Find the lines holding the string "than" in the data, then copy all of them.

╭──

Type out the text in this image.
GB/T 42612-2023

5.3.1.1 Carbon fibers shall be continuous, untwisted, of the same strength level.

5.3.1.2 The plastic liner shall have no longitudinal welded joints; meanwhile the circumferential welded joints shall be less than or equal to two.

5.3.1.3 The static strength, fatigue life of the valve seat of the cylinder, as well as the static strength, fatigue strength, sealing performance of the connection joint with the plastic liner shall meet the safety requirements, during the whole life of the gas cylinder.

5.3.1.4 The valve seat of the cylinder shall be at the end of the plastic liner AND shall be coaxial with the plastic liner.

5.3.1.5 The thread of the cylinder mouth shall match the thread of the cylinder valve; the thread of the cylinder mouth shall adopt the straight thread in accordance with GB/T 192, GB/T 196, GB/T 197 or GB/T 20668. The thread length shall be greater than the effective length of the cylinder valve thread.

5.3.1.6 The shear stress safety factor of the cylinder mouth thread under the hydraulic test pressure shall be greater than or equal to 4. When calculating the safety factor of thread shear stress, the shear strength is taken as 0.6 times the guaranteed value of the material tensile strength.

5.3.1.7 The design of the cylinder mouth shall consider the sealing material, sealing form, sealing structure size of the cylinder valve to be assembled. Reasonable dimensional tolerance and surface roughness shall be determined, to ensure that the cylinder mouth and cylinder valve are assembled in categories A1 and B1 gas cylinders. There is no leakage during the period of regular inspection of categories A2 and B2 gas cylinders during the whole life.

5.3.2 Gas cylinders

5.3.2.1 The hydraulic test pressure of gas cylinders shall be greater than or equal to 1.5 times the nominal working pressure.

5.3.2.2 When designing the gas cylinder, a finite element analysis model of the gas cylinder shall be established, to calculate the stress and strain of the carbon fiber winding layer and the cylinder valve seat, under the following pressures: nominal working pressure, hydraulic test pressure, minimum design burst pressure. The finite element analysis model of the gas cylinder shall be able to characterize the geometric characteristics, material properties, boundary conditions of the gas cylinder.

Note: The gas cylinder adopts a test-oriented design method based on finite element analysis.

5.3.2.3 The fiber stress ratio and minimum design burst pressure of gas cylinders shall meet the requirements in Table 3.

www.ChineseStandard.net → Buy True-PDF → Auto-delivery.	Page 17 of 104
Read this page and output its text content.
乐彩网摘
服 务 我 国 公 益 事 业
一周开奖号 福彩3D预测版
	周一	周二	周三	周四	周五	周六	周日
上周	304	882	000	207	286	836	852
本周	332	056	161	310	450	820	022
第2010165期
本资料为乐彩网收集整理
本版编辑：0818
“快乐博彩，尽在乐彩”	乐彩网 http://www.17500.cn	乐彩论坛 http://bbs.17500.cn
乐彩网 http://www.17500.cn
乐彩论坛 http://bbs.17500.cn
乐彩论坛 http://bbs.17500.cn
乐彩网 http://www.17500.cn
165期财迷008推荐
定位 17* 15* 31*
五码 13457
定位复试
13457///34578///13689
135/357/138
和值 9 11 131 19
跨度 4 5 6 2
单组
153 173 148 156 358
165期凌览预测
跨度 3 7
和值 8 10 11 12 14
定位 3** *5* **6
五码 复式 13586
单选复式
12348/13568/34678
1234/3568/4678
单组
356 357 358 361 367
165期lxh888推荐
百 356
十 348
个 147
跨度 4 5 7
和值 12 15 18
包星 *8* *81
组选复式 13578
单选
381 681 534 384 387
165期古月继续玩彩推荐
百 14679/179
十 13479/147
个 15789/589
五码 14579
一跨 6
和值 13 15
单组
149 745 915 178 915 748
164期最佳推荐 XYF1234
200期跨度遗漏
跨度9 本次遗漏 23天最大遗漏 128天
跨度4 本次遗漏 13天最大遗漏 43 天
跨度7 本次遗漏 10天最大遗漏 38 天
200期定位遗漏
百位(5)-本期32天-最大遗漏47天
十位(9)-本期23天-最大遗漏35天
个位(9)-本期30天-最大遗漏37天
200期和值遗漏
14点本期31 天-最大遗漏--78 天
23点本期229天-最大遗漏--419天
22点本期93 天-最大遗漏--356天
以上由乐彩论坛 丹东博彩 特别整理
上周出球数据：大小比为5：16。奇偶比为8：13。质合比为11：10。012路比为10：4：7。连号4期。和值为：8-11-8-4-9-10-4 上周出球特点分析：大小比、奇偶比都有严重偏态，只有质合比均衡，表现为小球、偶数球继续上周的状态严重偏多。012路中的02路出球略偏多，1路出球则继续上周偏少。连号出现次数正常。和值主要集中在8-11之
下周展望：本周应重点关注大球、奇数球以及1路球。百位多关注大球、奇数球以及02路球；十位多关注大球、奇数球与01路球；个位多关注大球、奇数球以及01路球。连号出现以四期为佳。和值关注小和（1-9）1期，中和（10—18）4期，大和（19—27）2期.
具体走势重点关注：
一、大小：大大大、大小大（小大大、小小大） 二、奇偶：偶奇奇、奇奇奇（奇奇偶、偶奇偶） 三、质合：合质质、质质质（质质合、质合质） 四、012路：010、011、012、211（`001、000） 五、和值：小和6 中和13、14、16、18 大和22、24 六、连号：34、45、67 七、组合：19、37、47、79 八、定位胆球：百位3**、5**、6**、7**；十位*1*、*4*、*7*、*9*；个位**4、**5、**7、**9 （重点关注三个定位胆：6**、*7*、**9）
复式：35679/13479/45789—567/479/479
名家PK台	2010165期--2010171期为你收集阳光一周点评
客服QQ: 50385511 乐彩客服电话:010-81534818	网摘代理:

╰──

▶ Full answer:
5.3.1.2 The plastic liner shall have no longitudinal welded joints; meanwhile the circumferential welded joints shall be less than or equal to two.
5.3.1.5 The thread of the cylinder mouth shall match the thread of the cylinder valve; the thread of the cylinder mouth shall adopt the straight thread in accordance with GB/T 192, GB/T 196, GB/T 197 or GB/T 20668. The thread length shall be greater than the effective length of the cylinder valve thread.
5.3.1.6 The shear stress safety factor of the cylinder mouth thread under the hydraulic test pressure shall be greater than or equal to 4. When calculating the safety factor of thread shear stress, the shear strength is taken as 0.6 times the guaranteed value of the material tensile strength.
5.3.2.1 The hydraulic test pressure of gas cylinders shall be greater than or equal to 1.5 times the nominal working pressure.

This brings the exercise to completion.